» Job:
Print each line exactly as it is given.

(Stored entries)
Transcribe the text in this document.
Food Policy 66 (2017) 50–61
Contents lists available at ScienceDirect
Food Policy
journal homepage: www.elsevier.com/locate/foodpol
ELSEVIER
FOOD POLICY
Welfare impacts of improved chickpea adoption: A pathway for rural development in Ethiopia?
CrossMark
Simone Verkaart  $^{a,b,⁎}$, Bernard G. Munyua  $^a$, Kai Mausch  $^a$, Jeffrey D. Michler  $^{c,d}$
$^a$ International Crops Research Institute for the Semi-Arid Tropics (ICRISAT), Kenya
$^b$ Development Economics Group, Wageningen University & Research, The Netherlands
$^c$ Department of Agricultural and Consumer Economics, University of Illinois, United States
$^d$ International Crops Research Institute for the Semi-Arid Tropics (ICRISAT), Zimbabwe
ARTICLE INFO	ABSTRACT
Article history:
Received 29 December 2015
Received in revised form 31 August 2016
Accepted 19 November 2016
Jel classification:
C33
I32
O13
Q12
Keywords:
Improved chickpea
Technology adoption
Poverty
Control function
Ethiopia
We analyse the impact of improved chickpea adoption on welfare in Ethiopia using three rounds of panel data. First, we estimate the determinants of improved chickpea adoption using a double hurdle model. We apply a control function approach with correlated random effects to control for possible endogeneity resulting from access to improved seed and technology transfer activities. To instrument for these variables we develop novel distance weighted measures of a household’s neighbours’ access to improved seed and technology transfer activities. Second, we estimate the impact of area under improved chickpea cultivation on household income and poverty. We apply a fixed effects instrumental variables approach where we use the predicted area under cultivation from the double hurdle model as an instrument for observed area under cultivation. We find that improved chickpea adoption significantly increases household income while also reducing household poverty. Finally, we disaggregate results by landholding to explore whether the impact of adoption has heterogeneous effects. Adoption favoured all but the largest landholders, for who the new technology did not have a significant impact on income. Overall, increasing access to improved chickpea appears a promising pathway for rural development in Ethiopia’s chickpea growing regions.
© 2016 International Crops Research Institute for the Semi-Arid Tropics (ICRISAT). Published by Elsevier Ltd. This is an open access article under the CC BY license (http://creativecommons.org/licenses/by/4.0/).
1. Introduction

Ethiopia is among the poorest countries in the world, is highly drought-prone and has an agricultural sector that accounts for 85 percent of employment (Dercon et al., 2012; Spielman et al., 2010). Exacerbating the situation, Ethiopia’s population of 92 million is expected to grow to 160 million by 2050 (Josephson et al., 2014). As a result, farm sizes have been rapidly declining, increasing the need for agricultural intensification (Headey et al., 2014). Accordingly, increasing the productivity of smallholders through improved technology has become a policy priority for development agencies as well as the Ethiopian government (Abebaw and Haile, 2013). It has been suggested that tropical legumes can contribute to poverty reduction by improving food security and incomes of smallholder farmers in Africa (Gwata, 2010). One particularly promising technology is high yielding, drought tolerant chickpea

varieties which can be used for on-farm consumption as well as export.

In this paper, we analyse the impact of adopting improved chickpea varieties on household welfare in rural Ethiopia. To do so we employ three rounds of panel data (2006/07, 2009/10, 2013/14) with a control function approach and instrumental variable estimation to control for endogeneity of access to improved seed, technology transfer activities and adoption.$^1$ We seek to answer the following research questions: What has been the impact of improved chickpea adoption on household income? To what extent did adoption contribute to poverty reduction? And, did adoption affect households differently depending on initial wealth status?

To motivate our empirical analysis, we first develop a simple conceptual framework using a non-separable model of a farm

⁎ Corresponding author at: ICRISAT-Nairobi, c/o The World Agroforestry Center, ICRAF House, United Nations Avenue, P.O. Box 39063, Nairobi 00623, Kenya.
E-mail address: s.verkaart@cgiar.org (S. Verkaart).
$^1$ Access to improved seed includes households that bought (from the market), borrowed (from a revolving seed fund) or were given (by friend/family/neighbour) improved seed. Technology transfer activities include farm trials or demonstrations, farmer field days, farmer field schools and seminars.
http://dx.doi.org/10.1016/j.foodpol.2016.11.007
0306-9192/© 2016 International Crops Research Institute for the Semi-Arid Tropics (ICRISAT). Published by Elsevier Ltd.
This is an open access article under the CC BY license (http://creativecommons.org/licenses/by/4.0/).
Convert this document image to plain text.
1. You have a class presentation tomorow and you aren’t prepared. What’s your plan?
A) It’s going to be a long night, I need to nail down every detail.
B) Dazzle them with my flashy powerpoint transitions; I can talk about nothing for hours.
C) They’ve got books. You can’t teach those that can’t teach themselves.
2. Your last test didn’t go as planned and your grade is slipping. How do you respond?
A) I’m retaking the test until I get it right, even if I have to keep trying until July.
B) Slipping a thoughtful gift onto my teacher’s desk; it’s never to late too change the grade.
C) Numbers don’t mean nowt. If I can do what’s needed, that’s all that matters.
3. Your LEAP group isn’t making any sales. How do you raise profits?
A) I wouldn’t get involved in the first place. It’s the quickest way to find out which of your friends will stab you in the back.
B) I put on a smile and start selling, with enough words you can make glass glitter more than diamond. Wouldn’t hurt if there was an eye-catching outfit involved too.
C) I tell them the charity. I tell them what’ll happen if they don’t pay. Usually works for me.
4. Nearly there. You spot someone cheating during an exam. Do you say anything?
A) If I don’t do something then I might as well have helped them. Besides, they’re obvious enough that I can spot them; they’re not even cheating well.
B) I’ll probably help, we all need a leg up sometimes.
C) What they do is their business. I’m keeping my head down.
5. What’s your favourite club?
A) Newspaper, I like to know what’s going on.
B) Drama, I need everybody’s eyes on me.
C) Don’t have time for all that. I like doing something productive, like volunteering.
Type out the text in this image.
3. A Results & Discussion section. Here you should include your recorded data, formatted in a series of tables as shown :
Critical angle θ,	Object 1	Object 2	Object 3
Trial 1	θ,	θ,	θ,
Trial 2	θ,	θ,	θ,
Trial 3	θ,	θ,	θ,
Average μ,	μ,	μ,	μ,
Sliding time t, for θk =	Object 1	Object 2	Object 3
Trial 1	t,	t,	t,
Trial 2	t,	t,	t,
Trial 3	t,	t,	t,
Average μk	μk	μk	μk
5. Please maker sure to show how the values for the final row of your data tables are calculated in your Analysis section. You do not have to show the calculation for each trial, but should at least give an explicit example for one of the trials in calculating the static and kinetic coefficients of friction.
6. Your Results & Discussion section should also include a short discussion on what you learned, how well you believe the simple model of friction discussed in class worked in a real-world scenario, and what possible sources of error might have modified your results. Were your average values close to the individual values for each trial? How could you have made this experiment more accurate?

» Solution below:
Transcribe the text in this document.
Food Policy 66 (2017) 50–61
Contents lists available at ScienceDirect
Food Policy
journal homepage: www.elsevier.com/locate/foodpol
ELSEVIER
FOOD POLICY
Welfare impacts of improved chickpea adoption: A pathway for rural development in Ethiopia?
CrossMark
Simone Verkaart  $^{a,b,⁎}$, Bernard G. Munyua  $^a$, Kai Mausch  $^a$, Jeffrey D. Michler  $^{c,d}$
$^a$ International Crops Research Institute for the Semi-Arid Tropics (ICRISAT), Kenya
$^b$ Development Economics Group, Wageningen University & Research, The Netherlands
$^c$ Department of Agricultural and Consumer Economics, University of Illinois, United States
$^d$ International Crops Research Institute for the Semi-Arid Tropics (ICRISAT), Zimbabwe
ARTICLE INFO	ABSTRACT
Article history:
Received 29 December 2015
Received in revised form 31 August 2016
Accepted 19 November 2016
Jel classification:
C33
I32
O13
Q12
Keywords:
Improved chickpea
Technology adoption
Poverty
Control function
Ethiopia
We analyse the impact of improved chickpea adoption on welfare in Ethiopia using three rounds of panel data. First, we estimate the determinants of improved chickpea adoption using a double hurdle model. We apply a control function approach with correlated random effects to control for possible endogeneity resulting from access to improved seed and technology transfer activities. To instrument for these variables we develop novel distance weighted measures of a household’s neighbours’ access to improved seed and technology transfer activities. Second, we estimate the impact of area under improved chickpea cultivation on household income and poverty. We apply a fixed effects instrumental variables approach where we use the predicted area under cultivation from the double hurdle model as an instrument for observed area under cultivation. We find that improved chickpea adoption significantly increases household income while also reducing household poverty. Finally, we disaggregate results by landholding to explore whether the impact of adoption has heterogeneous effects. Adoption favoured all but the largest landholders, for who the new technology did not have a significant impact on income. Overall, increasing access to improved chickpea appears a promising pathway for rural development in Ethiopia’s chickpea growing regions.
© 2016 International Crops Research Institute for the Semi-Arid Tropics (ICRISAT). Published by Elsevier Ltd. This is an open access article under the CC BY license (http://creativecommons.org/licenses/by/4.0/).
1. Introduction

Ethiopia is among the poorest countries in the world, is highly drought-prone and has an agricultural sector that accounts for 85 percent of employment (Dercon et al., 2012; Spielman et al., 2010). Exacerbating the situation, Ethiopia’s population of 92 million is expected to grow to 160 million by 2050 (Josephson et al., 2014). As a result, farm sizes have been rapidly declining, increasing the need for agricultural intensification (Headey et al., 2014). Accordingly, increasing the productivity of smallholders through improved technology has become a policy priority for development agencies as well as the Ethiopian government (Abebaw and Haile, 2013). It has been suggested that tropical legumes can contribute to poverty reduction by improving food security and incomes of smallholder farmers in Africa (Gwata, 2010). One particularly promising technology is high yielding, drought tolerant chickpea

varieties which can be used for on-farm consumption as well as export.

In this paper, we analyse the impact of adopting improved chickpea varieties on household welfare in rural Ethiopia. To do so we employ three rounds of panel data (2006/07, 2009/10, 2013/14) with a control function approach and instrumental variable estimation to control for endogeneity of access to improved seed, technology transfer activities and adoption.$^1$ We seek to answer the following research questions: What has been the impact of improved chickpea adoption on household income? To what extent did adoption contribute to poverty reduction? And, did adoption affect households differently depending on initial wealth status?

To motivate our empirical analysis, we first develop a simple conceptual framework using a non-separable model of a farm

⁎ Corresponding author at: ICRISAT-Nairobi, c/o The World Agroforestry Center, ICRAF House, United Nations Avenue, P.O. Box 39063, Nairobi 00623, Kenya.
E-mail address: s.verkaart@cgiar.org (S. Verkaart).
$^1$ Access to improved seed includes households that bought (from the market), borrowed (from a revolving seed fund) or were given (by friend/family/neighbour) improved seed. Technology transfer activities include farm trials or demonstrations, farmer field days, farmer field schools and seminars.
http://dx.doi.org/10.1016/j.foodpol.2016.11.007
0306-9192/© 2016 International Crops Research Institute for the Semi-Arid Tropics (ICRISAT). Published by Elsevier Ltd.
This is an open access article under the CC BY license (http://creativecommons.org/licenses/by/4.0/).
Convert this document image to plain text.
1. You have a class presentation tomorow and you aren’t prepared. What’s your plan?
A) It’s going to be a long night, I need to nail down every detail.
B) Dazzle them with my flashy powerpoint transitions; I can talk about nothing for hours.
C) They’ve got books. You can’t teach those that can’t teach themselves.
2. Your last test didn’t go as planned and your grade is slipping. How do you respond?
A) I’m retaking the test until I get it right, even if I have to keep trying until July.
B) Slipping a thoughtful gift onto my teacher’s desk; it’s never to late too change the grade.
C) Numbers don’t mean nowt. If I can do what’s needed, that’s all that matters.
3. Your LEAP group isn’t making any sales. How do you raise profits?
A) I wouldn’t get involved in the first place. It’s the quickest way to find out which of your friends will stab you in the back.
B) I put on a smile and start selling, with enough words you can make glass glitter more than diamond. Wouldn’t hurt if there was an eye-catching outfit involved too.
C) I tell them the charity. I tell them what’ll happen if they don’t pay. Usually works for me.
4. Nearly there. You spot someone cheating during an exam. Do you say anything?
A) If I don’t do something then I might as well have helped them. Besides, they’re obvious enough that I can spot them; they’re not even cheating well.
B) I’ll probably help, we all need a leg up sometimes.
C) What they do is their business. I’m keeping my head down.
5. What’s your favourite club?
A) Newspaper, I like to know what’s going on.
B) Drama, I need everybody’s eyes on me.
C) Don’t have time for all that. I like doing something productive, like volunteering.
Type out the text in this image.
3. A Results & Discussion section. Here you should include your recorded data, formatted in a series of tables as shown :
Critical angle θ,	Object 1	Object 2	Object 3
Trial 1	θ,	θ,	θ,
Trial 2	θ,	θ,	θ,
Trial 3	θ,	θ,	θ,
Average μ,	μ,	μ,	μ,
Sliding time t, for θk =	Object 1	Object 2	Object 3
Trial 1	t,	t,	t,
Trial 2	t,	t,	t,
Trial 3	t,	t,	t,
Average μk	μk	μk	μk
5. Please maker sure to show how the values for the final row of your data tables are calculated in your Analysis section. You do not have to show the calculation for each trial, but should at least give an explicit example for one of the trials in calculating the static and kinetic coefficients of friction.
6. Your Results & Discussion section should also include a short discussion on what you learned, how well you believe the simple model of friction discussed in class worked in a real-world scenario, and what possible sources of error might have modified your results. Were your average values close to the individual values for each trial? How could you have made this experiment more accurate?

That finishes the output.